§ Collected data:
************

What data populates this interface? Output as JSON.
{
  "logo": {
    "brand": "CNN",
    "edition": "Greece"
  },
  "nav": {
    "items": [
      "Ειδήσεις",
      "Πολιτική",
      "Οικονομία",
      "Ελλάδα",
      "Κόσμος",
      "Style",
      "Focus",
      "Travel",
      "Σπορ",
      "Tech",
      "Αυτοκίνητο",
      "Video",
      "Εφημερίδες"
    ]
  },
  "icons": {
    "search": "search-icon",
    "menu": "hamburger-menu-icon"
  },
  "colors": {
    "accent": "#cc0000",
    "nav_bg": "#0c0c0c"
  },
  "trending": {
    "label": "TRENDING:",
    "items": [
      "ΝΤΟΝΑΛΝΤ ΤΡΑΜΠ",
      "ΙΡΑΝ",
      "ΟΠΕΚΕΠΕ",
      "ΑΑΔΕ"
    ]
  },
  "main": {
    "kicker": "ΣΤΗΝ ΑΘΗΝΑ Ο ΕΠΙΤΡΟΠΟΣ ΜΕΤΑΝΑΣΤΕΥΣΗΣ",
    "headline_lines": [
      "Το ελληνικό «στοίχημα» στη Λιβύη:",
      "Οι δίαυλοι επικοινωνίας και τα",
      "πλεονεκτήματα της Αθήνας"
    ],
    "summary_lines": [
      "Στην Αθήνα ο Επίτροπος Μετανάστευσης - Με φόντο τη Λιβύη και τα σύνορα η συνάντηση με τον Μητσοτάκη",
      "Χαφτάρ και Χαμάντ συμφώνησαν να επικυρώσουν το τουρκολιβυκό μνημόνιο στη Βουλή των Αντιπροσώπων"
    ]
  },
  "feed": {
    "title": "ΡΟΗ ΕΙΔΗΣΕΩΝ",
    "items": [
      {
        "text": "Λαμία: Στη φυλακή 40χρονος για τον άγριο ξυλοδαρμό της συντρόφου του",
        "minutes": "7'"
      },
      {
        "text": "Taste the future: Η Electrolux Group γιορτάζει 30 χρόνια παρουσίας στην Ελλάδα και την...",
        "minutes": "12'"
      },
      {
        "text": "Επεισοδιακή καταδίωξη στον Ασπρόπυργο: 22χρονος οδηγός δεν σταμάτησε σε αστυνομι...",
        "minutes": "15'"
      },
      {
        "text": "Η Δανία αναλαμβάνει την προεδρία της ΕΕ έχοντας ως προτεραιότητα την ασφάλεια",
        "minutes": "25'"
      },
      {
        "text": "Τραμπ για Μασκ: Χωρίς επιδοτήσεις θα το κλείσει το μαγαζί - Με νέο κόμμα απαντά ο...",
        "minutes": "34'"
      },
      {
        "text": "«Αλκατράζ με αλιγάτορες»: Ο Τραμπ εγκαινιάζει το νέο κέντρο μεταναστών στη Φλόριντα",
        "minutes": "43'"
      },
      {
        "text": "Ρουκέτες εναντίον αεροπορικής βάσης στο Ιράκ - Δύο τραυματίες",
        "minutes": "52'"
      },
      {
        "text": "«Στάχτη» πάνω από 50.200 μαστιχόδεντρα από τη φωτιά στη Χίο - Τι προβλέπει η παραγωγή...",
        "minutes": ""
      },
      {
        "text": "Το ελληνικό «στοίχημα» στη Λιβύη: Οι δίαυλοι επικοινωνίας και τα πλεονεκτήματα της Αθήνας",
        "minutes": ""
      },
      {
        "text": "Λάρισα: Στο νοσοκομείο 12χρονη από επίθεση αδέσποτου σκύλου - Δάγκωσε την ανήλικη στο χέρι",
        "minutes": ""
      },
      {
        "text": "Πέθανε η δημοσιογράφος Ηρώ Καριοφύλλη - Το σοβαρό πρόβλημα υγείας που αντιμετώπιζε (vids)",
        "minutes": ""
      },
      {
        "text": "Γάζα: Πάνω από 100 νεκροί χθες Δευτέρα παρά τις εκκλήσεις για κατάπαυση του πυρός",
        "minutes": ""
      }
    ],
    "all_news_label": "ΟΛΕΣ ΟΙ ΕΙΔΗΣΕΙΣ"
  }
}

************

§ WHAT IS NEEDED:
Without omitting anything, output the entries exactly.

§ RESULT OF THIS TASK:
What data populates this interface? Output as JSON.
{
  "logo": {
    "brand": "CNN",
    "edition": "Greece"
  },
  "nav": {
    "items": [
      "Ειδήσεις",
      "Πολιτική",
      "Οικονομία",
      "Ελλάδα",
      "Κόσμος",
      "Style",
      "Focus",
      "Travel",
      "Σπορ",
      "Tech",
      "Αυτοκίνητο",
      "Video",
      "Εφημερίδες"
    ]
  },
  "icons": {
    "search": "search-icon",
    "menu": "hamburger-menu-icon"
  },
  "colors": {
    "accent": "#cc0000",
    "nav_bg": "#0c0c0c"
  },
  "trending": {
    "label": "TRENDING:",
    "items": [
      "ΝΤΟΝΑΛΝΤ ΤΡΑΜΠ",
      "ΙΡΑΝ",
      "ΟΠΕΚΕΠΕ",
      "ΑΑΔΕ"
    ]
  },
  "main": {
    "kicker": "ΣΤΗΝ ΑΘΗΝΑ Ο ΕΠΙΤΡΟΠΟΣ ΜΕΤΑΝΑΣΤΕΥΣΗΣ",
    "headline_lines": [
      "Το ελληνικό «στοίχημα» στη Λιβύη:",
      "Οι δίαυλοι επικοινωνίας και τα",
      "πλεονεκτήματα της Αθήνας"
    ],
    "summary_lines": [
      "Στην Αθήνα ο Επίτροπος Μετανάστευσης - Με φόντο τη Λιβύη και τα σύνορα η συνάντηση με τον Μητσοτάκη",
      "Χαφτάρ και Χαμάντ συμφώνησαν να επικυρώσουν το τουρκολιβυκό μνημόνιο στη Βουλή των Αντιπροσώπων"
    ]
  },
  "feed": {
    "title": "ΡΟΗ ΕΙΔΗΣΕΩΝ",
    "items": [
      {
        "text": "Λαμία: Στη φυλακή 40χρονος για τον άγριο ξυλοδαρμό της συντρόφου του",
        "minutes": "7'"
      },
      {
        "text": "Taste the future: Η Electrolux Group γιορτάζει 30 χρόνια παρουσίας στην Ελλάδα και την...",
        "minutes": "12'"
      },
      {
        "text": "Επεισοδιακή καταδίωξη στον Ασπρόπυργο: 22χρονος οδηγός δεν σταμάτησε σε αστυνομι...",
        "minutes": "15'"
      },
      {
        "text": "Η Δανία αναλαμβάνει την προεδρία της ΕΕ έχοντας ως προτεραιότητα την ασφάλεια",
        "minutes": "25'"
      },
      {
        "text": "Τραμπ για Μασκ: Χωρίς επιδοτήσεις θα το κλείσει το μαγαζί - Με νέο κόμμα απαντά ο...",
        "minutes": "34'"
      },
      {
        "text": "«Αλκατράζ με αλιγάτορες»: Ο Τραμπ εγκαινιάζει το νέο κέντρο μεταναστών στη Φλόριντα",
        "minutes": "43'"
      },
      {
        "text": "Ρουκέτες εναντίον αεροπορικής βάσης στο Ιράκ - Δύο τραυματίες",
        "minutes": "52'"
      },
      {
        "text": "«Στάχτη» πάνω από 50.200 μαστιχόδεντρα από τη φωτιά στη Χίο - Τι προβλέπει η παραγωγή...",
        "minutes": ""
      },
      {
        "text": "Το ελληνικό «στοίχημα» στη Λιβύη: Οι δίαυλοι επικοινωνίας και τα πλεονεκτήματα της Αθήνας",
        "minutes": ""
      },
      {
        "text": "Λάρισα: Στο νοσοκομείο 12χρονη από επίθεση αδέσποτου σκύλου - Δάγκωσε την ανήλικη στο χέρι",
        "minutes": ""
      },
      {
        "text": "Πέθανε η δημοσιογράφος Ηρώ Καριοφύλλη - Το σοβαρό πρόβλημα υγείας που αντιμετώπιζε (vids)",
        "minutes": ""
      },
      {
        "text": "Γάζα: Πάνω από 100 νεκροί χθες Δευτέρα παρά τις εκκλήσεις για κατάπαυση του πυρός",
        "minutes": ""
      }
    ],
    "all_news_label": "ΟΛΕΣ ΟΙ ΕΙΔΗΣΕΙΣ"
  }
}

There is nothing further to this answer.